-- START --

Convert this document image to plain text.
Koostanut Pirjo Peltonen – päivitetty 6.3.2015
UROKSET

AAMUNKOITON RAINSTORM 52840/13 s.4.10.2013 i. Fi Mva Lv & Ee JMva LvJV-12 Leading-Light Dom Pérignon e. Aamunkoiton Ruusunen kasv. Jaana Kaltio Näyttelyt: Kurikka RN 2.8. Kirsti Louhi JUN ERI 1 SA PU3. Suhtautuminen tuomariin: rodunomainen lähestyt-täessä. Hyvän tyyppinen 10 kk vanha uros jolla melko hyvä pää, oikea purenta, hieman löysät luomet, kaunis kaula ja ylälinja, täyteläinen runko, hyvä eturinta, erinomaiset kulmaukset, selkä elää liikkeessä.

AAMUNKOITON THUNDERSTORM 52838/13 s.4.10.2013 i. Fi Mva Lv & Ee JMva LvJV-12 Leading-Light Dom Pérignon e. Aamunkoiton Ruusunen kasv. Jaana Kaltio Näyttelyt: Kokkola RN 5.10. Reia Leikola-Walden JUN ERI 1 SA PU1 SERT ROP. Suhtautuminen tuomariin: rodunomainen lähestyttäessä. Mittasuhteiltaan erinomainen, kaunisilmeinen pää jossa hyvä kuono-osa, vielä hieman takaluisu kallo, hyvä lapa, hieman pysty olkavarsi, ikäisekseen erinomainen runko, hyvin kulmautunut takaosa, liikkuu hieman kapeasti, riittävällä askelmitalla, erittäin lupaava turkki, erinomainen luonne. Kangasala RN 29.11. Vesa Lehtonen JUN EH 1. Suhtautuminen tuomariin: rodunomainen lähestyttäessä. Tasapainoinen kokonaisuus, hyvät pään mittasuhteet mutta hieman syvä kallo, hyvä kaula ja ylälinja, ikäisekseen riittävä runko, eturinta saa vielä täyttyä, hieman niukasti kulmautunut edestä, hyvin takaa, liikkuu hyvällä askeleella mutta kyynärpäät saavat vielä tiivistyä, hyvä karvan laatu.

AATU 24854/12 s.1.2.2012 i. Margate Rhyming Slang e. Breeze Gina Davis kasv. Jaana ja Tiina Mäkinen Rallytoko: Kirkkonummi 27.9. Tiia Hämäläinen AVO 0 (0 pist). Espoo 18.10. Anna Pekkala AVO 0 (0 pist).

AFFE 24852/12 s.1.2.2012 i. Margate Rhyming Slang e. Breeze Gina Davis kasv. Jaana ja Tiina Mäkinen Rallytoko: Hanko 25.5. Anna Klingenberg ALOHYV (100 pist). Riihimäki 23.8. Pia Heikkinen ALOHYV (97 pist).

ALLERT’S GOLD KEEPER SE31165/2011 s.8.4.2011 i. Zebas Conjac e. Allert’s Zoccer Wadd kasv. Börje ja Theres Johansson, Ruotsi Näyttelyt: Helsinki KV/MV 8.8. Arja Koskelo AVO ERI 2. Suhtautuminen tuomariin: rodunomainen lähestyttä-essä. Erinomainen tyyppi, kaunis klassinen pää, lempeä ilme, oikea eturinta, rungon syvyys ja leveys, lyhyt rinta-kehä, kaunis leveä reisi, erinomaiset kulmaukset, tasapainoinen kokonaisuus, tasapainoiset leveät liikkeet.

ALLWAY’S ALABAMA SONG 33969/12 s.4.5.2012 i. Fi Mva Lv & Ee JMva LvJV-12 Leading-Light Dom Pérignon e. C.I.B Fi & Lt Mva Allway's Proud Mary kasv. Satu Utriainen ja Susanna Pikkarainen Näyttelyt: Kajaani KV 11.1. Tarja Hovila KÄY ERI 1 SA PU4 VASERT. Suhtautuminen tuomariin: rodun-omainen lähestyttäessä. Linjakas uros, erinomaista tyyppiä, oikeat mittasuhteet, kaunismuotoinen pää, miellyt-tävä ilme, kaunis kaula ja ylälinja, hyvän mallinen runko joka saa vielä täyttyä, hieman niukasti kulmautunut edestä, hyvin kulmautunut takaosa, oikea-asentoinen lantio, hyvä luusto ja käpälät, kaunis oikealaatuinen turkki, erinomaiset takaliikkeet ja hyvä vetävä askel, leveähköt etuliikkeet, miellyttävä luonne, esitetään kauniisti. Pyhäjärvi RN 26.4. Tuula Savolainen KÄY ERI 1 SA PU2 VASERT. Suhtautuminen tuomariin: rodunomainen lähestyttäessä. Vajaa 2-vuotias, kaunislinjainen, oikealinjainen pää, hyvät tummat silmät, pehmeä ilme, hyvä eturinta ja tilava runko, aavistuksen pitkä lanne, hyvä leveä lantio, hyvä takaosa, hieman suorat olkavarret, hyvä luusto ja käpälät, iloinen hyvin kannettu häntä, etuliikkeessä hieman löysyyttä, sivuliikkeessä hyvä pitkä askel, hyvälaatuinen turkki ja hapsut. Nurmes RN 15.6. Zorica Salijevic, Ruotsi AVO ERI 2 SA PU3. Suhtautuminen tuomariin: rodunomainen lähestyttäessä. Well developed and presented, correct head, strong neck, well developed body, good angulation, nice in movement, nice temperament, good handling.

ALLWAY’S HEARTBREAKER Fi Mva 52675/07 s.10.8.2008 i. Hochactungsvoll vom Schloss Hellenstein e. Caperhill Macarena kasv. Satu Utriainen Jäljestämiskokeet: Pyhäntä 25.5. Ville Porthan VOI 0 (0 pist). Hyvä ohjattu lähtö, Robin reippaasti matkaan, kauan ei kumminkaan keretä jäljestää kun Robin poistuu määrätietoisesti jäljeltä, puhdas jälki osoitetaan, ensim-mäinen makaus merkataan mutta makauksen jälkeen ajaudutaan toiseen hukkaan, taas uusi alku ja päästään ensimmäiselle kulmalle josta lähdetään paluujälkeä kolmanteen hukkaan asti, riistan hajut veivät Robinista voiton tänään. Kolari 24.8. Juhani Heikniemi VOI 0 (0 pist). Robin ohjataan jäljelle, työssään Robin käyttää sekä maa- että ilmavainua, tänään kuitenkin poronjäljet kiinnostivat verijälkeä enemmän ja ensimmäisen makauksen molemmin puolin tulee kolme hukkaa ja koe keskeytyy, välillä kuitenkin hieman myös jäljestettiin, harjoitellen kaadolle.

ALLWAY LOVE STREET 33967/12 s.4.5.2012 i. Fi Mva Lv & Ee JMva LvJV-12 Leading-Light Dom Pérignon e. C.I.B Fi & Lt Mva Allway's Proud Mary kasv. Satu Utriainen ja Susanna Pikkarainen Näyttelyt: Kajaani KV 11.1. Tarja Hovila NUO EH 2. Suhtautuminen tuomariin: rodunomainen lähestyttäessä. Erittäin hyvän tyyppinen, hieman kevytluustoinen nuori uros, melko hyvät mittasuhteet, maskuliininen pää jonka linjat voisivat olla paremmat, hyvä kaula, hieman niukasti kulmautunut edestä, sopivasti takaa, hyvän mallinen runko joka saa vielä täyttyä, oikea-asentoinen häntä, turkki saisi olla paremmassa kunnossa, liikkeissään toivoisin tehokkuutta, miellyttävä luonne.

-- END --

# PROBLEM TO WORK ON:
Transcribe the whole listing with nothing added or left out.

# EXERCISE ANSWER:
Convert this document image to plain text.
Koostanut Pirjo Peltonen – päivitetty 6.3.2015
UROKSET

AAMUNKOITON RAINSTORM 52840/13 s.4.10.2013 i. Fi Mva Lv & Ee JMva LvJV-12 Leading-Light Dom Pérignon e. Aamunkoiton Ruusunen kasv. Jaana Kaltio Näyttelyt: Kurikka RN 2.8. Kirsti Louhi JUN ERI 1 SA PU3. Suhtautuminen tuomariin: rodunomainen lähestyt-täessä. Hyvän tyyppinen 10 kk vanha uros jolla melko hyvä pää, oikea purenta, hieman löysät luomet, kaunis kaula ja ylälinja, täyteläinen runko, hyvä eturinta, erinomaiset kulmaukset, selkä elää liikkeessä.

AAMUNKOITON THUNDERSTORM 52838/13 s.4.10.2013 i. Fi Mva Lv & Ee JMva LvJV-12 Leading-Light Dom Pérignon e. Aamunkoiton Ruusunen kasv. Jaana Kaltio Näyttelyt: Kokkola RN 5.10. Reia Leikola-Walden JUN ERI 1 SA PU1 SERT ROP. Suhtautuminen tuomariin: rodunomainen lähestyttäessä. Mittasuhteiltaan erinomainen, kaunisilmeinen pää jossa hyvä kuono-osa, vielä hieman takaluisu kallo, hyvä lapa, hieman pysty olkavarsi, ikäisekseen erinomainen runko, hyvin kulmautunut takaosa, liikkuu hieman kapeasti, riittävällä askelmitalla, erittäin lupaava turkki, erinomainen luonne. Kangasala RN 29.11. Vesa Lehtonen JUN EH 1. Suhtautuminen tuomariin: rodunomainen lähestyttäessä. Tasapainoinen kokonaisuus, hyvät pään mittasuhteet mutta hieman syvä kallo, hyvä kaula ja ylälinja, ikäisekseen riittävä runko, eturinta saa vielä täyttyä, hieman niukasti kulmautunut edestä, hyvin takaa, liikkuu hyvällä askeleella mutta kyynärpäät saavat vielä tiivistyä, hyvä karvan laatu.

AATU 24854/12 s.1.2.2012 i. Margate Rhyming Slang e. Breeze Gina Davis kasv. Jaana ja Tiina Mäkinen Rallytoko: Kirkkonummi 27.9. Tiia Hämäläinen AVO 0 (0 pist). Espoo 18.10. Anna Pekkala AVO 0 (0 pist).

AFFE 24852/12 s.1.2.2012 i. Margate Rhyming Slang e. Breeze Gina Davis kasv. Jaana ja Tiina Mäkinen Rallytoko: Hanko 25.5. Anna Klingenberg ALOHYV (100 pist). Riihimäki 23.8. Pia Heikkinen ALOHYV (97 pist).

ALLERT’S GOLD KEEPER SE31165/2011 s.8.4.2011 i. Zebas Conjac e. Allert’s Zoccer Wadd kasv. Börje ja Theres Johansson, Ruotsi Näyttelyt: Helsinki KV/MV 8.8. Arja Koskelo AVO ERI 2. Suhtautuminen tuomariin: rodunomainen lähestyttä-essä. Erinomainen tyyppi, kaunis klassinen pää, lempeä ilme, oikea eturinta, rungon syvyys ja leveys, lyhyt rinta-kehä, kaunis leveä reisi, erinomaiset kulmaukset, tasapainoinen kokonaisuus, tasapainoiset leveät liikkeet.

ALLWAY’S ALABAMA SONG 33969/12 s.4.5.2012 i. Fi Mva Lv & Ee JMva LvJV-12 Leading-Light Dom Pérignon e. C.I.B Fi & Lt Mva Allway's Proud Mary kasv. Satu Utriainen ja Susanna Pikkarainen Näyttelyt: Kajaani KV 11.1. Tarja Hovila KÄY ERI 1 SA PU4 VASERT. Suhtautuminen tuomariin: rodun-omainen lähestyttäessä. Linjakas uros, erinomaista tyyppiä, oikeat mittasuhteet, kaunismuotoinen pää, miellyt-tävä ilme, kaunis kaula ja ylälinja, hyvän mallinen runko joka saa vielä täyttyä, hieman niukasti kulmautunut edestä, hyvin kulmautunut takaosa, oikea-asentoinen lantio, hyvä luusto ja käpälät, kaunis oikealaatuinen turkki, erinomaiset takaliikkeet ja hyvä vetävä askel, leveähköt etuliikkeet, miellyttävä luonne, esitetään kauniisti. Pyhäjärvi RN 26.4. Tuula Savolainen KÄY ERI 1 SA PU2 VASERT. Suhtautuminen tuomariin: rodunomainen lähestyttäessä. Vajaa 2-vuotias, kaunislinjainen, oikealinjainen pää, hyvät tummat silmät, pehmeä ilme, hyvä eturinta ja tilava runko, aavistuksen pitkä lanne, hyvä leveä lantio, hyvä takaosa, hieman suorat olkavarret, hyvä luusto ja käpälät, iloinen hyvin kannettu häntä, etuliikkeessä hieman löysyyttä, sivuliikkeessä hyvä pitkä askel, hyvälaatuinen turkki ja hapsut. Nurmes RN 15.6. Zorica Salijevic, Ruotsi AVO ERI 2 SA PU3. Suhtautuminen tuomariin: rodunomainen lähestyttäessä. Well developed and presented, correct head, strong neck, well developed body, good angulation, nice in movement, nice temperament, good handling.

ALLWAY’S HEARTBREAKER Fi Mva 52675/07 s.10.8.2008 i. Hochactungsvoll vom Schloss Hellenstein e. Caperhill Macarena kasv. Satu Utriainen Jäljestämiskokeet: Pyhäntä 25.5. Ville Porthan VOI 0 (0 pist). Hyvä ohjattu lähtö, Robin reippaasti matkaan, kauan ei kumminkaan keretä jäljestää kun Robin poistuu määrätietoisesti jäljeltä, puhdas jälki osoitetaan, ensim-mäinen makaus merkataan mutta makauksen jälkeen ajaudutaan toiseen hukkaan, taas uusi alku ja päästään ensimmäiselle kulmalle josta lähdetään paluujälkeä kolmanteen hukkaan asti, riistan hajut veivät Robinista voiton tänään. Kolari 24.8. Juhani Heikniemi VOI 0 (0 pist). Robin ohjataan jäljelle, työssään Robin käyttää sekä maa- että ilmavainua, tänään kuitenkin poronjäljet kiinnostivat verijälkeä enemmän ja ensimmäisen makauksen molemmin puolin tulee kolme hukkaa ja koe keskeytyy, välillä kuitenkin hieman myös jäljestettiin, harjoitellen kaadolle.

ALLWAY LOVE STREET 33967/12 s.4.5.2012 i. Fi Mva Lv & Ee JMva LvJV-12 Leading-Light Dom Pérignon e. C.I.B Fi & Lt Mva Allway's Proud Mary kasv. Satu Utriainen ja Susanna Pikkarainen Näyttelyt: Kajaani KV 11.1. Tarja Hovila NUO EH 2. Suhtautuminen tuomariin: rodunomainen lähestyttäessä. Erittäin hyvän tyyppinen, hieman kevytluustoinen nuori uros, melko hyvät mittasuhteet, maskuliininen pää jonka linjat voisivat olla paremmat, hyvä kaula, hieman niukasti kulmautunut edestä, sopivasti takaa, hyvän mallinen runko joka saa vielä täyttyä, oikea-asentoinen häntä, turkki saisi olla paremmassa kunnossa, liikkeissään toivoisin tehokkuutta, miellyttävä luonne.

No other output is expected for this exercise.